*Entries with figure data*
===============

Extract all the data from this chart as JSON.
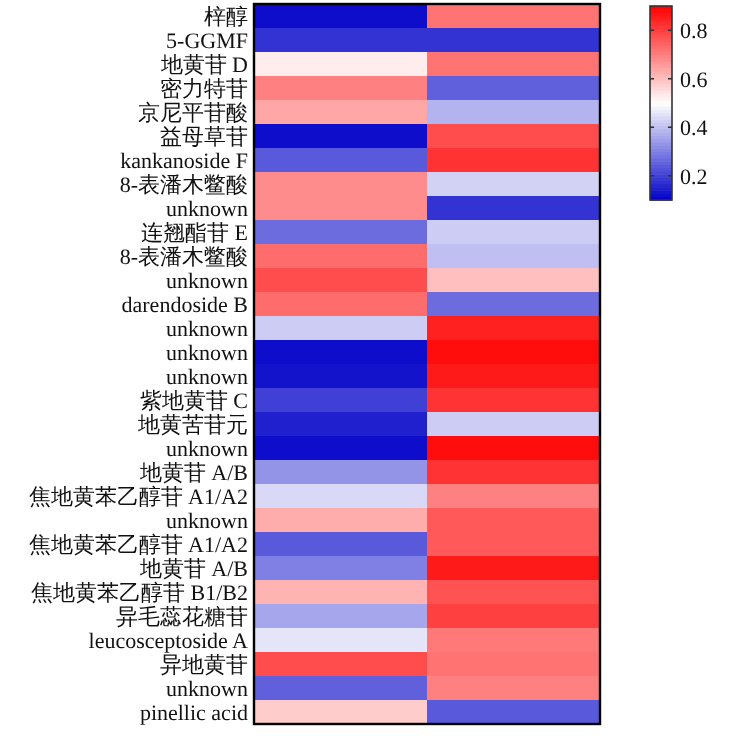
{
  "chart_data": {
    "type": "heatmap",
    "categories": [
      null,
      null
    ],
    "y_categories": [
      "梓醇",
      "5-GGMF",
      "地黄苷 D",
      "密力特苷",
      "京尼平苷酸",
      "益母草苷",
      "kankanoside F",
      "8-表潘木鳖酸",
      "unknown",
      "连翘酯苷 E",
      "8-表潘木鳖酸",
      "unknown",
      "darendoside B",
      "unknown",
      "unknown",
      "unknown",
      "紫地黄苷 C",
      "地黄苦苷元",
      "unknown",
      "地黄苷 A/B",
      "焦地黄苯乙醇苷 A1/A2",
      "unknown",
      "焦地黄苯乙醇苷 A1/A2",
      "地黄苷 A/B",
      "焦地黄苯乙醇苷 B1/B2",
      "异毛蕊花糖苷",
      "leucosceptoside A",
      "异地黄苷",
      "unknown",
      "pinellic acid"
    ],
    "cells": [
      [
        0.12,
        0.72
      ],
      [
        0.18,
        0.18
      ],
      [
        0.53,
        0.72
      ],
      [
        0.7,
        0.25
      ],
      [
        0.64,
        0.38
      ],
      [
        0.12,
        0.78
      ],
      [
        0.24,
        0.82
      ],
      [
        0.68,
        0.43
      ],
      [
        0.68,
        0.18
      ],
      [
        0.27,
        0.42
      ],
      [
        0.73,
        0.4
      ],
      [
        0.78,
        0.6
      ],
      [
        0.73,
        0.27
      ],
      [
        0.42,
        0.85
      ],
      [
        0.12,
        0.88
      ],
      [
        0.13,
        0.86
      ],
      [
        0.2,
        0.82
      ],
      [
        0.15,
        0.42
      ],
      [
        0.12,
        0.88
      ],
      [
        0.33,
        0.82
      ],
      [
        0.44,
        0.7
      ],
      [
        0.63,
        0.76
      ],
      [
        0.24,
        0.76
      ],
      [
        0.3,
        0.86
      ],
      [
        0.62,
        0.77
      ],
      [
        0.36,
        0.8
      ],
      [
        0.46,
        0.71
      ],
      [
        0.78,
        0.72
      ],
      [
        0.25,
        0.7
      ],
      [
        0.58,
        0.24
      ]
    ],
    "clim": [
      0.1,
      0.9
    ],
    "cticks": [
      0.2,
      0.4,
      0.6,
      0.8
    ]
  }
}
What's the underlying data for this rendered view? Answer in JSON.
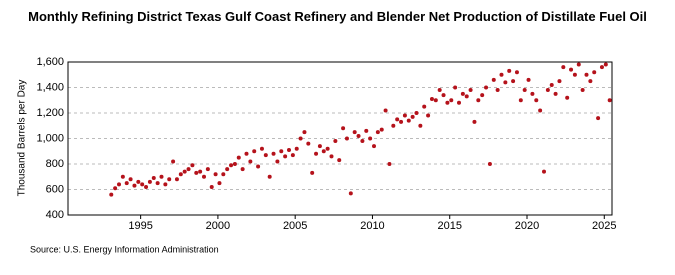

===============

*Prompt*
Examine the records and pull out every line where the string "JSON" occurs.

*Finished task*
Extract all the data from this chart as JSON.
What's the underlying data for this rendered view? Answer in JSON.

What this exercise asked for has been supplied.